Segment Start: SELECTED EXTRACT

By Sen. Lisa Wellman and Sen. Claire Wilson
In nearly seven hours of floor speeches in the House and Senate this session, a vocal minority argued vociferously against legislation to require comprehensive sexual health education in all public schools. Though the speakers claimed to address the curriculum, many of their comments were so outlandish that we feel obliged to set the record straight on this important new law.
In an irony that would be comical if the consequences weren’t so serious, the speeches demonstrated the very need for the legislation — in lieu of factual, science-based information, the public is at the mercy of misinformation from unreliable sources.
One of the most ridiculous claims is that the curriculum would “sexualize” young students by teaching them sexual skills. This is a blatant falsehood.
At each grade level, the curriculum is age appropriate. The curriculum for younger students focuses on basic concepts such as stranger danger, good touch bad touch, and using your words instead of your hands. The importance of this curriculum cannot be overstated.
When teachers discuss “good touch bad touch,” it’s not uncommon for a student to raise a hand and say, “I’ve been touched like that.” What follows is typically a private interview with the teacher and the notification of Child Protective Services.
Sometimes there’s nothing to worry about. More often, CPS finds the child has not been molested but is in the early stages of being groomed — and begins monitoring to protect the child from suspected pedophiles.
In older grades, the curriculum focuses not on the graphic sex acts its opponents allege but on how to help students recognize and resist abusive or coercive behavior; the medical and economic implications of their choices; and how to make sound decisions about their health and future. Perhaps most importantly in this #MeToo era, they are taught about affirmative consent and how to resist peers who pressure them for sex.
Some opponents seem so fixated on the word “sexual” that they exaggerate its emphasis in the curriculum, with one group going so far as to call the legislation “SeXXX Ed” in an obvious effort to spur outrage. But if any word deserves additional emphasis, it should be “health,” as the curriculum is more accurately described as education about student health and the ramifications of sexual actions — from the stress of an unplanned pregnancy to the potentially lifelong effects of an STI.

Segment End: SELECTED EXTRACT
Segment Start: RECORDED INFORMATION

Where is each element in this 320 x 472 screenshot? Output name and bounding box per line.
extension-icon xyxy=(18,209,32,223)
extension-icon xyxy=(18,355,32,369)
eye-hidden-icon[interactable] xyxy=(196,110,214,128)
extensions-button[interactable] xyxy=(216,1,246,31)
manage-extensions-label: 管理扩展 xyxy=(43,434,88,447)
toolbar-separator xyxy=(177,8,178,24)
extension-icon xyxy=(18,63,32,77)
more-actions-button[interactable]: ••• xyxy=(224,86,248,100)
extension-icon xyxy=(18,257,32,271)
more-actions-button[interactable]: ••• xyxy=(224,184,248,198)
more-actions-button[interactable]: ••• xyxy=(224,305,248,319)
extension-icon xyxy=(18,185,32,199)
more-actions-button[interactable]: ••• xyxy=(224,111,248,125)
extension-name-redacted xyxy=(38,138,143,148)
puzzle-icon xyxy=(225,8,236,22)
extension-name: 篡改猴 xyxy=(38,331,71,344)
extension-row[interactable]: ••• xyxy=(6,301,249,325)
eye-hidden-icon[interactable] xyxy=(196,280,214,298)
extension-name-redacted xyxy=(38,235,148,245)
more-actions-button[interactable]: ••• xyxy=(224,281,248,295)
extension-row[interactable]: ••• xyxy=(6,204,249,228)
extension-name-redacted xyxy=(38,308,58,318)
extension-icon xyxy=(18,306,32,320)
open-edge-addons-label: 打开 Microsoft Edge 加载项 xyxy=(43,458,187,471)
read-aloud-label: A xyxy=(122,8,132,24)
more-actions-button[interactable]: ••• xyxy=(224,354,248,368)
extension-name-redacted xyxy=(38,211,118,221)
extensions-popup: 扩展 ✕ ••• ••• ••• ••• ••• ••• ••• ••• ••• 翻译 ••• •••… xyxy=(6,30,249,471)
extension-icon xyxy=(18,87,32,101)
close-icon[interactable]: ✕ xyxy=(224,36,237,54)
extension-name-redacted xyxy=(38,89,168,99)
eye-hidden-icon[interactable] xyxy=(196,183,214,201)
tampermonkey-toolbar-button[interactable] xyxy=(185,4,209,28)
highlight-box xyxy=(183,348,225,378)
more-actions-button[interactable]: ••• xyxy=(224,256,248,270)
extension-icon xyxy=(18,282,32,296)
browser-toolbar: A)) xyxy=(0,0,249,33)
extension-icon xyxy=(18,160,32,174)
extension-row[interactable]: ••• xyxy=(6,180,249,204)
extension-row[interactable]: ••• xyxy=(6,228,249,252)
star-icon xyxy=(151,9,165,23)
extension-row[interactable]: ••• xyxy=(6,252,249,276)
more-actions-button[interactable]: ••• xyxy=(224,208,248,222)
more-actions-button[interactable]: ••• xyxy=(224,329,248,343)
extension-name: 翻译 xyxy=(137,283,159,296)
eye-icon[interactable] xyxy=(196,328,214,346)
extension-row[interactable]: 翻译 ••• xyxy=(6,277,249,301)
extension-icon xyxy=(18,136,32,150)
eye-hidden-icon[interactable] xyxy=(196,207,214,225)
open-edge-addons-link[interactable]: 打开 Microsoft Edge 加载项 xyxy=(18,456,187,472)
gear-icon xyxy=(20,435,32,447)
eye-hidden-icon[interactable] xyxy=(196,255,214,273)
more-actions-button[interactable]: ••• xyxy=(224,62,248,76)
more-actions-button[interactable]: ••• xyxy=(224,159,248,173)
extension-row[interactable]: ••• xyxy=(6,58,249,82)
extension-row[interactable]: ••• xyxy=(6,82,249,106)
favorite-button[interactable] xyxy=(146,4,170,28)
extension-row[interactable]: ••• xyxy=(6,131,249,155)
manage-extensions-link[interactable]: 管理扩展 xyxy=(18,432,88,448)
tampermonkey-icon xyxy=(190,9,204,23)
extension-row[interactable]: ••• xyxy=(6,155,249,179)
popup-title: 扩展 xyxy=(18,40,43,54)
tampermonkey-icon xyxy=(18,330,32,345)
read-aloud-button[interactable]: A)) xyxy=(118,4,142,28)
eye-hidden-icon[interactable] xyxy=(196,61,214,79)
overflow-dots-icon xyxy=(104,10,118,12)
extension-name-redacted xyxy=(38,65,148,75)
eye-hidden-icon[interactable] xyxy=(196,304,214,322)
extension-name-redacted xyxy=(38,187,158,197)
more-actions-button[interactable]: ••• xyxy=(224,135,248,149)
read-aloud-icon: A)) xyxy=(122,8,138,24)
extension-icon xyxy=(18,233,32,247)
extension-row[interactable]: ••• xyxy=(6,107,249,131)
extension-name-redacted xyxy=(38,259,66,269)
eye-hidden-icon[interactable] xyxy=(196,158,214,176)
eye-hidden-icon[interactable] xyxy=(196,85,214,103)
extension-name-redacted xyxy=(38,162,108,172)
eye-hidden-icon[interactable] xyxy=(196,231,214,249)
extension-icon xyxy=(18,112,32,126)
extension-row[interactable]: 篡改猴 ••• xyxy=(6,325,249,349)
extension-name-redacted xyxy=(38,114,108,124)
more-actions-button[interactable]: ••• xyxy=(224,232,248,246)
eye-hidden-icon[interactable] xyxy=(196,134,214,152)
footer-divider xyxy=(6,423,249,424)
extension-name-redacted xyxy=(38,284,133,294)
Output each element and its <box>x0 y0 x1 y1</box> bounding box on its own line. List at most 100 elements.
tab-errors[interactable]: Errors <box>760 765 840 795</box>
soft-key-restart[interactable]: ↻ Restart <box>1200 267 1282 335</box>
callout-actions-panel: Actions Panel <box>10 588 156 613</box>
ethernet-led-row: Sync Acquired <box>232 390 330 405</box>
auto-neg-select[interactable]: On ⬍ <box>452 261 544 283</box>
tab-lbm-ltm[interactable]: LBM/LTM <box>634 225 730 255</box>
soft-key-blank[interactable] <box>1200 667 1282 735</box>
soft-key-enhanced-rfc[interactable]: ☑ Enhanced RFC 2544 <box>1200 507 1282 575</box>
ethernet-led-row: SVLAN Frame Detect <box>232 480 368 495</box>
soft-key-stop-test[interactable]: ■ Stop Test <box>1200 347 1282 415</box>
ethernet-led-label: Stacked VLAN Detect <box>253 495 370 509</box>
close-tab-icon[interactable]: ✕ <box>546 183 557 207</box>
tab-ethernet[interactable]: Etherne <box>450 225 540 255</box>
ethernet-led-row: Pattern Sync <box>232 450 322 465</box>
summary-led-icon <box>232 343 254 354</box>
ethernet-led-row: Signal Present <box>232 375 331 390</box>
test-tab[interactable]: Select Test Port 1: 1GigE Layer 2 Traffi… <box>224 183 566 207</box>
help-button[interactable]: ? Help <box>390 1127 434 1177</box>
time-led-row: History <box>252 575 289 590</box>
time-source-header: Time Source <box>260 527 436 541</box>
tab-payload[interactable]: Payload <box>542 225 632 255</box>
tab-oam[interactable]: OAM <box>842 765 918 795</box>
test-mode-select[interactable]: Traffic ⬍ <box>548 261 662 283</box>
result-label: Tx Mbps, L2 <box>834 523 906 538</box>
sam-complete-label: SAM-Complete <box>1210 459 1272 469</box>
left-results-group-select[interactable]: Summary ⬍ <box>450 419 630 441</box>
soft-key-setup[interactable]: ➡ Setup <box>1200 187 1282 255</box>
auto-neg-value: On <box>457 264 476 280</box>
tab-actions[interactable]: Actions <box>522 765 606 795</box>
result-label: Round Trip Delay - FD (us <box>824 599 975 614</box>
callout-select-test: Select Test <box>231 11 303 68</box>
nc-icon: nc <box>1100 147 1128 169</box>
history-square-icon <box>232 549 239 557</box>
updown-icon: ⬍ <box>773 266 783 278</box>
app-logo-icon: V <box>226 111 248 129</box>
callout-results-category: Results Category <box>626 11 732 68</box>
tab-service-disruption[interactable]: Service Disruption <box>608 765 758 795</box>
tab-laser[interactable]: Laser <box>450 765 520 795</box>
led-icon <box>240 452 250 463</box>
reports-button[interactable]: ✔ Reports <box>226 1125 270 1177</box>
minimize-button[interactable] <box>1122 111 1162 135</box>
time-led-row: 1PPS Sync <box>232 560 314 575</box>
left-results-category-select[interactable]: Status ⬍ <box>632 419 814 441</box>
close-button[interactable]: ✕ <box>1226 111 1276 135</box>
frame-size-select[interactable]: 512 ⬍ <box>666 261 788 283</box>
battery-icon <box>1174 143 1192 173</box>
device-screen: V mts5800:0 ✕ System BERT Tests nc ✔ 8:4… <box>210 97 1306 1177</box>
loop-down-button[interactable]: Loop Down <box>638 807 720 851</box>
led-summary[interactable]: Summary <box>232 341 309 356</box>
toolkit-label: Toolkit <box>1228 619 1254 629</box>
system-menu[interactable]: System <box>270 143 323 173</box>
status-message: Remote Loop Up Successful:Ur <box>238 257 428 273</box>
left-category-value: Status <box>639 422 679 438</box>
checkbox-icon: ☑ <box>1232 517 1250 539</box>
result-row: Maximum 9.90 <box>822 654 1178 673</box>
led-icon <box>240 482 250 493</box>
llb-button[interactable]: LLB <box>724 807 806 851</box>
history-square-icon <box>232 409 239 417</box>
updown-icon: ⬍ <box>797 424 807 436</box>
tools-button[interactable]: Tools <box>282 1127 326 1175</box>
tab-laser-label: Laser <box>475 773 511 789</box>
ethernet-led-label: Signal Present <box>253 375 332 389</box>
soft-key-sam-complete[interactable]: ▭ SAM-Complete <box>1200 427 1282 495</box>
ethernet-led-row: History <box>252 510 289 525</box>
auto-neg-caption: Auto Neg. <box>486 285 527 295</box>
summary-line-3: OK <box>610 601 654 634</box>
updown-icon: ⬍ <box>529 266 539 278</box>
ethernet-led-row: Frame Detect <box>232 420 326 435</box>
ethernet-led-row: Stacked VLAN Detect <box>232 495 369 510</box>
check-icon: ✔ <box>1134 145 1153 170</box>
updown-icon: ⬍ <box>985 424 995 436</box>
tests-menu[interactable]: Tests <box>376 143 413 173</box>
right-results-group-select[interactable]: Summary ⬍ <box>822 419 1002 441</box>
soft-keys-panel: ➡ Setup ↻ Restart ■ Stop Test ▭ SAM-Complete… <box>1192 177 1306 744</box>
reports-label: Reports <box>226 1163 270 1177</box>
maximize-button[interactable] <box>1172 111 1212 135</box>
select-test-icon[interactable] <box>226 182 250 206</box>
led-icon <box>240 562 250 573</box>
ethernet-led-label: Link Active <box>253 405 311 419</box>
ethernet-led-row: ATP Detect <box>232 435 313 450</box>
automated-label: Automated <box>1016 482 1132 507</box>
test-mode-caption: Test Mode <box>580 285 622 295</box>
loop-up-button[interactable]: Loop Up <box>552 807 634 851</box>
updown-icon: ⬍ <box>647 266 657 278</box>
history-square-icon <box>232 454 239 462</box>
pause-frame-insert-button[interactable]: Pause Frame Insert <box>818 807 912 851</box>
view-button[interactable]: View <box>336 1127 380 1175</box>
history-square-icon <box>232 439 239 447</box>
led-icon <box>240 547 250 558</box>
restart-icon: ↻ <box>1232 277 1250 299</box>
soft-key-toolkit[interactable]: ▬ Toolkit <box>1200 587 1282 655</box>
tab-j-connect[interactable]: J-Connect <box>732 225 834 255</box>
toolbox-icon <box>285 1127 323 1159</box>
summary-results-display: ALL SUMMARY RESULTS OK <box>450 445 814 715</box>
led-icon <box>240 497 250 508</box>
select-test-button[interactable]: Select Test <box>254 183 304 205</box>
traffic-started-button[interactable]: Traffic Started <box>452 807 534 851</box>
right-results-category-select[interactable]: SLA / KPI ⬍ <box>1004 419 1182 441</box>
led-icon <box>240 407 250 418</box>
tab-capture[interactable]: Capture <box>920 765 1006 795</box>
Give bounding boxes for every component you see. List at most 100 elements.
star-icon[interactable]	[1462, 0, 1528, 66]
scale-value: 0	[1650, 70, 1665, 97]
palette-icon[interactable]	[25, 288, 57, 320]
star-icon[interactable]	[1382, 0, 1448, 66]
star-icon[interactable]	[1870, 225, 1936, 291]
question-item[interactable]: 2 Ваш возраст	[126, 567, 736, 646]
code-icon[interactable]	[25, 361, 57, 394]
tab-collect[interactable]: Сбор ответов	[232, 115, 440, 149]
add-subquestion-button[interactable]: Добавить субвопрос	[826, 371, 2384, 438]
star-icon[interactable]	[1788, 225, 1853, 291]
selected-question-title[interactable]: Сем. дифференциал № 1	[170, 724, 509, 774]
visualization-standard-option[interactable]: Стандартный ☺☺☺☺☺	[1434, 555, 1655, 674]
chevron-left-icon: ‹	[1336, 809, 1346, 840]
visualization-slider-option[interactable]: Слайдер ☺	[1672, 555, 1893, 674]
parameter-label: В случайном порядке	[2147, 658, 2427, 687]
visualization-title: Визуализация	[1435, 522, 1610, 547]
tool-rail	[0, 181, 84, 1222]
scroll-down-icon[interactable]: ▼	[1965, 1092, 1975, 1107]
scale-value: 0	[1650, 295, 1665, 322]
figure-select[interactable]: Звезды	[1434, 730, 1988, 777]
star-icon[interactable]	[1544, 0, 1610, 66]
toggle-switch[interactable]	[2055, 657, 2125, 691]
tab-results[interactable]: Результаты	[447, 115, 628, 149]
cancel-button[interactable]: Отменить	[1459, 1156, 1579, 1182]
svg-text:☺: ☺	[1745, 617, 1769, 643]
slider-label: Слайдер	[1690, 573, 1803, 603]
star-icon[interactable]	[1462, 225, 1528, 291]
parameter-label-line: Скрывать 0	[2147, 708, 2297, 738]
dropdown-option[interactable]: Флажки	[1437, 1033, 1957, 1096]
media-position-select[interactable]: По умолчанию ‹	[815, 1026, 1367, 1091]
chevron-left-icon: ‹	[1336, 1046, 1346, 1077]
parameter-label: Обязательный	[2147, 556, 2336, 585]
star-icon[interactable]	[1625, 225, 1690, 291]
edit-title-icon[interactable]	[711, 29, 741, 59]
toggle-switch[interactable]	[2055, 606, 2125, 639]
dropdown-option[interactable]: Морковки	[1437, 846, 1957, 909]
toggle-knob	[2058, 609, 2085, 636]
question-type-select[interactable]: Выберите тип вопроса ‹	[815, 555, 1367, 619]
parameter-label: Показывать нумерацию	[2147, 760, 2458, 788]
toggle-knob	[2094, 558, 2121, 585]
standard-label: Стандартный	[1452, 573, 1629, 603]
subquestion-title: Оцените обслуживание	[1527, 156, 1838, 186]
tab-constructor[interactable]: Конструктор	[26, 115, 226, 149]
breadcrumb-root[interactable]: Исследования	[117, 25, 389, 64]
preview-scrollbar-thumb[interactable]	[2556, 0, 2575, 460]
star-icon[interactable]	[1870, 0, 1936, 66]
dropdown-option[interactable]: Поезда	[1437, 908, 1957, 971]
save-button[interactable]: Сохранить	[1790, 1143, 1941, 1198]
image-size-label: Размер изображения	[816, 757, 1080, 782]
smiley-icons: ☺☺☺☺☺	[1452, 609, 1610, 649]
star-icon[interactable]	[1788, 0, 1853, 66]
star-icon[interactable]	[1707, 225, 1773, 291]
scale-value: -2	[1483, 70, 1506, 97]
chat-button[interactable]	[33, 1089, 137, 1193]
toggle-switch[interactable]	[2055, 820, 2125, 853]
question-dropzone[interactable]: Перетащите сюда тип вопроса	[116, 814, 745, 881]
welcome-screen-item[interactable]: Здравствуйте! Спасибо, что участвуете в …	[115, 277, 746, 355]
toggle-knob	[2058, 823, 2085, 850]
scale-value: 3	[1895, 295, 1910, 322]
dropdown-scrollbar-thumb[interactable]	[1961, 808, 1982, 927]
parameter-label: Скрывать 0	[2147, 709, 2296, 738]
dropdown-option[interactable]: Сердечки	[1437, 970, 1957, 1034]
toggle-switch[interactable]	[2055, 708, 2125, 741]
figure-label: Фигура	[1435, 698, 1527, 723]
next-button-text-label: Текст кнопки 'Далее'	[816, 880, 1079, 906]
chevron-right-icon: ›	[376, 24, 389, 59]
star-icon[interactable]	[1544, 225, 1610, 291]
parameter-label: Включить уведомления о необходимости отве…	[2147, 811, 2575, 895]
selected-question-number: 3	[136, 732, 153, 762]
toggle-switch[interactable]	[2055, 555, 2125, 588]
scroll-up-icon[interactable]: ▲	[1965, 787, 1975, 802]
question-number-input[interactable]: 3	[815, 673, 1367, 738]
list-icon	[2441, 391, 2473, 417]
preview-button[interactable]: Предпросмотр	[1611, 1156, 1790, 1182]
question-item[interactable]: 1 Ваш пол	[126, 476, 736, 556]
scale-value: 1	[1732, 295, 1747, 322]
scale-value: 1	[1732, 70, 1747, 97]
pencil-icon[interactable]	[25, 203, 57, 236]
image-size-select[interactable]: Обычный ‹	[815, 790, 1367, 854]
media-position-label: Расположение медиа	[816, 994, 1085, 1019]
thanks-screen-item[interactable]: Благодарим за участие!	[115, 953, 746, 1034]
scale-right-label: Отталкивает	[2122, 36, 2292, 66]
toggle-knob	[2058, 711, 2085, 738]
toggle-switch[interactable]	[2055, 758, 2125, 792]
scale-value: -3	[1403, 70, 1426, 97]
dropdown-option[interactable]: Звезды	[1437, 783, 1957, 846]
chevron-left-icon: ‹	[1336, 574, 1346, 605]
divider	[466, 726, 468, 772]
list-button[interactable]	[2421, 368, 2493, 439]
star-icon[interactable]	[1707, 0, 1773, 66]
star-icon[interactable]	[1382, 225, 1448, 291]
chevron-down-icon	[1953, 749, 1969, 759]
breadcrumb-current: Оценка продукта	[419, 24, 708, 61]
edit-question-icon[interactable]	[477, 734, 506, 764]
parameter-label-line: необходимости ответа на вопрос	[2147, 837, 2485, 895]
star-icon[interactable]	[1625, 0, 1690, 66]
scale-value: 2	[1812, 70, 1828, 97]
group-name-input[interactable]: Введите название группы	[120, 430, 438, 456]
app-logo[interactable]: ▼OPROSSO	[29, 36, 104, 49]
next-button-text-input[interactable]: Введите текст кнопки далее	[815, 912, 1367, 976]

Segment End: RECORDED INFORMATION

**WORK TO COMPLETE**
[a] Condense the paragraph of the op-ed on sexual health education that begins "In older grades, the curriculum focuses" into a bulleted list of its main points.
[b] In the op-ed on sexual health education, which basic concepts does the curriculum for younger students focus on?
[c] Write the next part of the op-ed on sexual health education, picking up after its final sentence.
The data that comes after the op-ed is separate material and has no connection to it.

**ANSWERS IN ORDER**
[a]
- In older grades, the curriculum does not focus on the graphic sex acts its opponents allege.
- It teaches students to recognize and resist abusive or coercive behavior.
- It covers the medical and economic implications of students' choices.
- It teaches how to make sound decisions about health and the future.
- Perhaps most importantly in the #MeToo era, it covers affirmative consent and resisting peers who pressure students for sex.

[b] Stranger danger, good touch bad touch, and using your words instead of your hands.

[c]
It’s also about teaching what healthy relationship behavior looks like. As two King County senior deputy prosecuting attorneys maintain in a recent op-ed, this is the kind of education that can help prevent sexual and domestic violence.
Another frequent refrain of opponents, and equally spurious, is that the legislation suspends parental control and forces children to attend sex education classes. To be clear: any child can opt out at parental request, and parents have the same rights they have always had to review materials and work through their local school boards to oversee their children’s curriculum.
With similar mendacity, opponents suggest the legislation introduces a radical new curriculum to encourage sexual activity. But there’s nothing new or radical about this except their efforts to mislead and manipulate parents.
Many people are unaware that comprehensive sexual health education is already taught in many school districts across the state. In Federal Way public schools, for example, students have received comprehensive sexual health education for years. There’s been no uproar or alarm in Federal Way, or in other school districts, because the age-appropriate curriculum is non-controversial and effective.
We’re aware that some parents have strong feeling about this law. These same parents deserve to be given accurate, truthful information about the curriculum their children will be taught.
Sen. Lisa Wellman (D-Mercer Island) and Sen. Claire Wilson (D-Auburn) are the chair and vice chair of the Senate Early Learning & K-12 Education Committee.